===== PROVIDED INFORMATION
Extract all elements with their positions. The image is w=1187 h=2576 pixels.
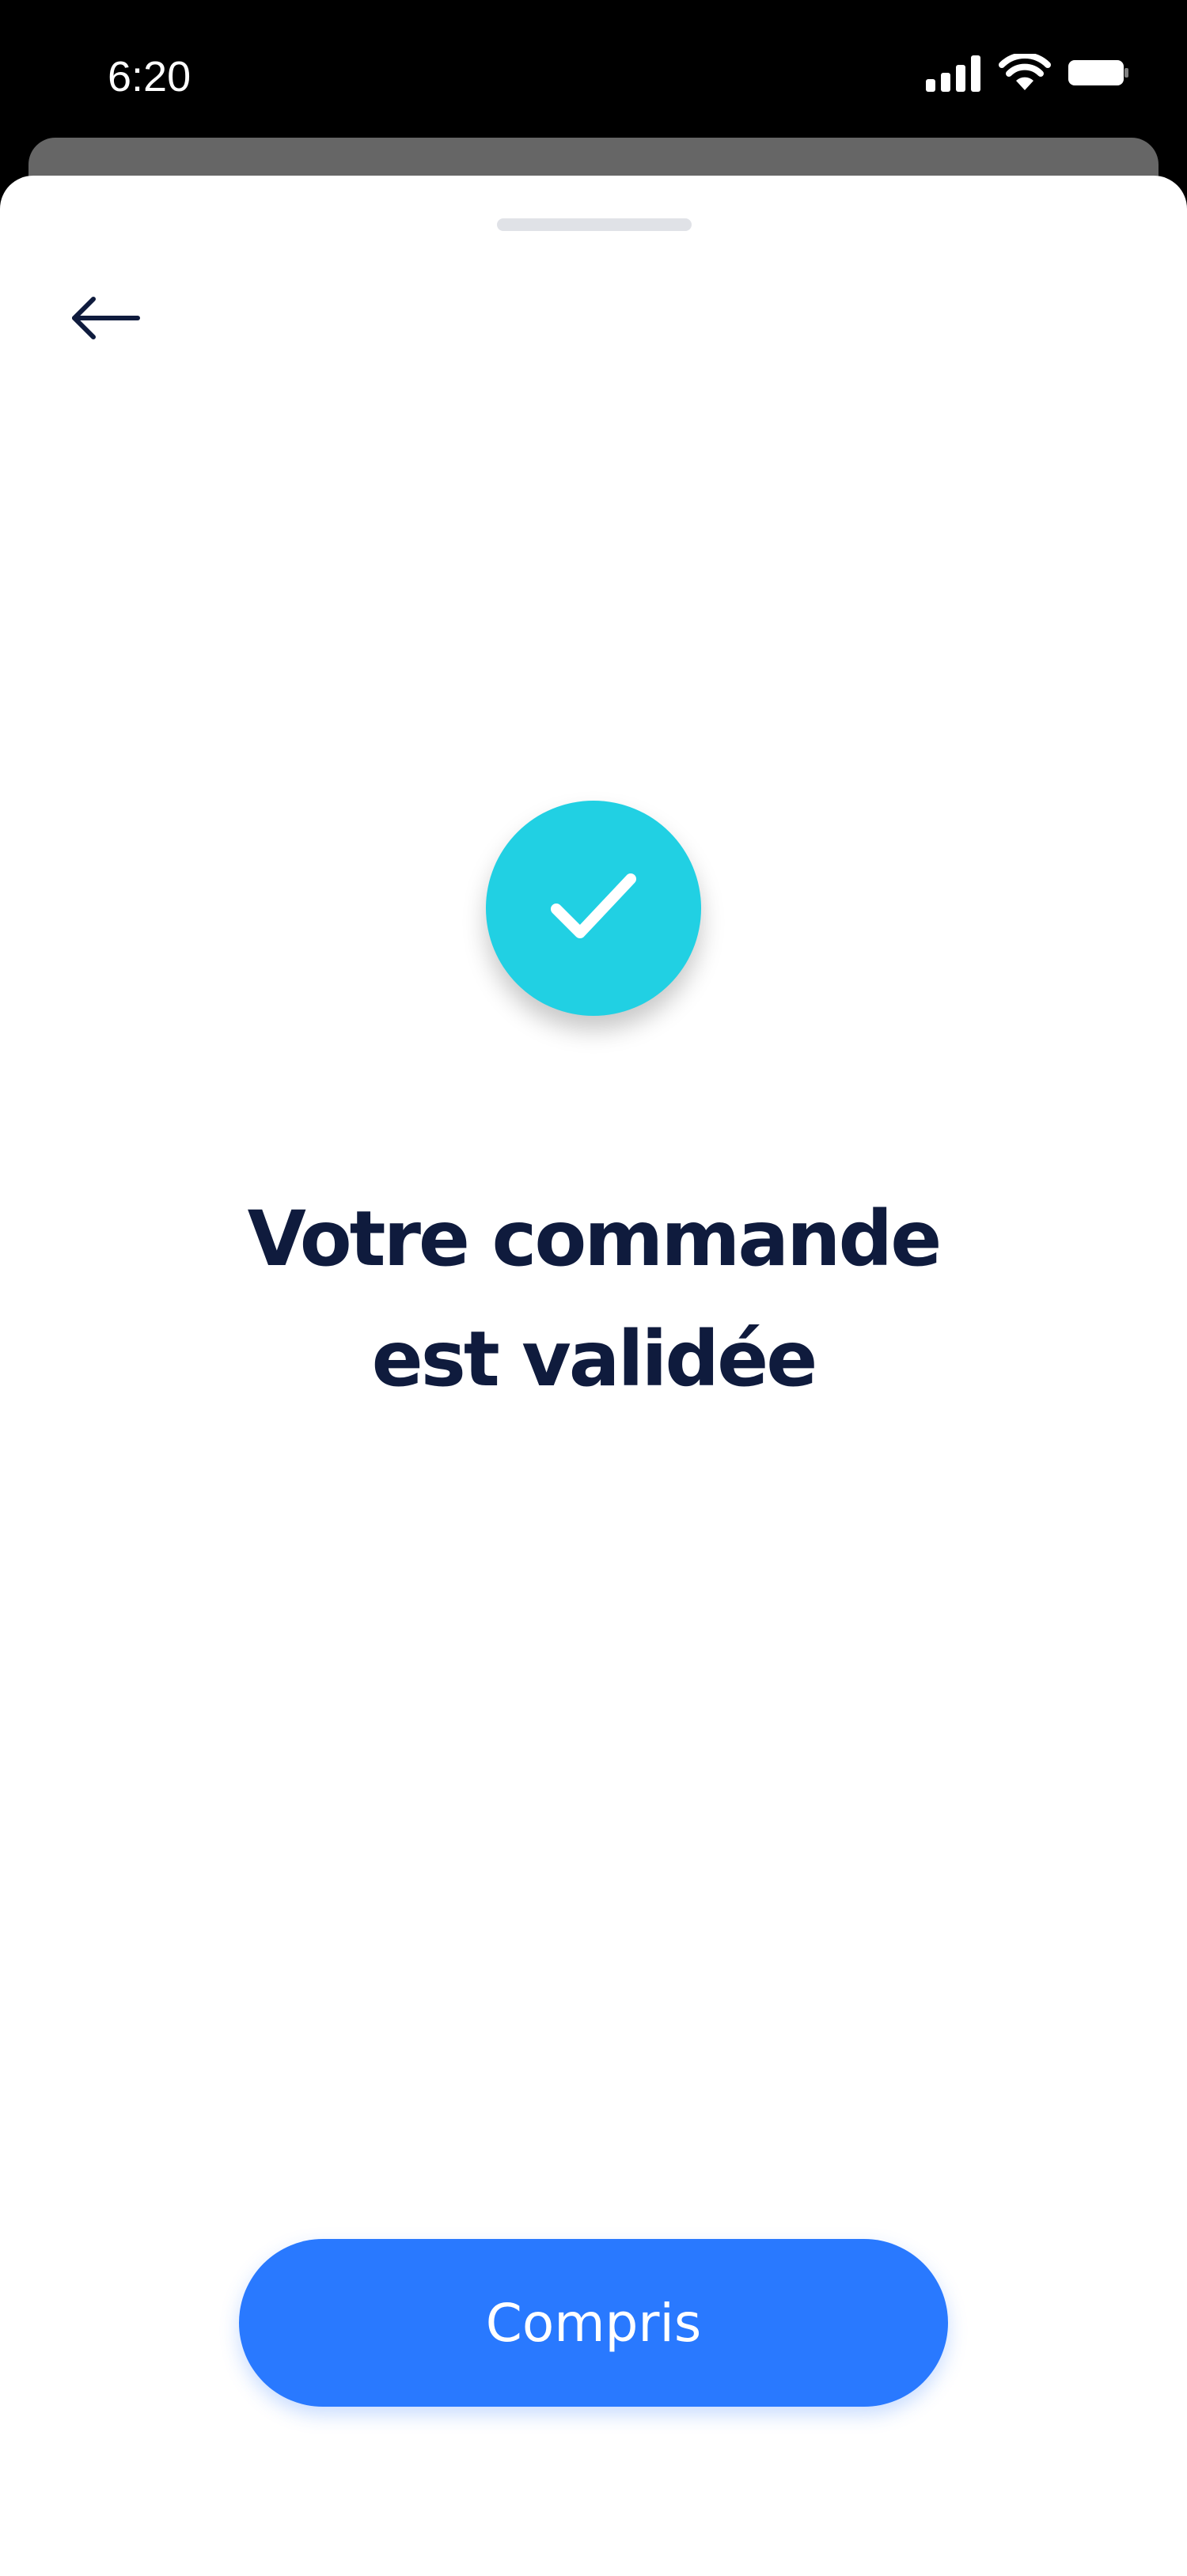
- arrow-left-icon: [70, 294, 141, 345]
- checkmark-icon: [550, 871, 637, 945]
- wifi-icon: [999, 52, 1051, 95]
- status-time: 6:20: [108, 53, 192, 100]
- confirm-button[interactable]: Compris: [239, 2239, 948, 2407]
- title-line-1: Votre commande: [247, 1195, 942, 1283]
- back-button[interactable]: [70, 280, 165, 359]
- app-screen: 6:20 Votre commande est validée Compris: [0, 0, 1187, 2576]
- battery-icon: [1068, 59, 1128, 90]
- status-icons: [926, 52, 1128, 97]
- success-badge: [486, 801, 701, 1016]
- status-bar: 6:20: [0, 0, 1187, 139]
- title-line-2: est validée: [371, 1315, 818, 1404]
- sheet-grabber[interactable]: [497, 218, 692, 231]
- cellular-signal-icon: [926, 54, 981, 95]
- bottom-sheet: Votre commande est validée Compris: [0, 176, 1187, 2576]
- confirmation-title: Votre commande est validée: [119, 1179, 1068, 1419]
==========
GOAL> Transcribe all of the material above line for line, without the pictures.

RIGHT ANSWER>
Extract all elements with their positions. The image is w=1187 h=2576 pixels.
- arrow-left-icon: [70, 294, 141, 345]
- checkmark-icon: [550, 871, 637, 945]
- wifi-icon: [999, 52, 1051, 95]
- status-time: 6:20: [108, 53, 192, 100]
- confirm-button[interactable]: Compris: [239, 2239, 948, 2407]
- title-line-1: Votre commande: [247, 1195, 942, 1283]
- back-button[interactable]: [70, 280, 165, 359]
- app-screen: 6:20 Votre commande est validée Compris: [0, 0, 1187, 2576]
- battery-icon: [1068, 59, 1128, 90]
- status-icons: [926, 52, 1128, 97]
- success-badge: [486, 801, 701, 1016]
- status-bar: 6:20: [0, 0, 1187, 139]
- title-line-2: est validée: [371, 1315, 818, 1404]
- sheet-grabber[interactable]: [497, 218, 692, 231]
- cellular-signal-icon: [926, 54, 981, 95]
- bottom-sheet: Votre commande est validée Compris: [0, 176, 1187, 2576]
- confirmation-title: Votre commande est validée: [119, 1179, 1068, 1419]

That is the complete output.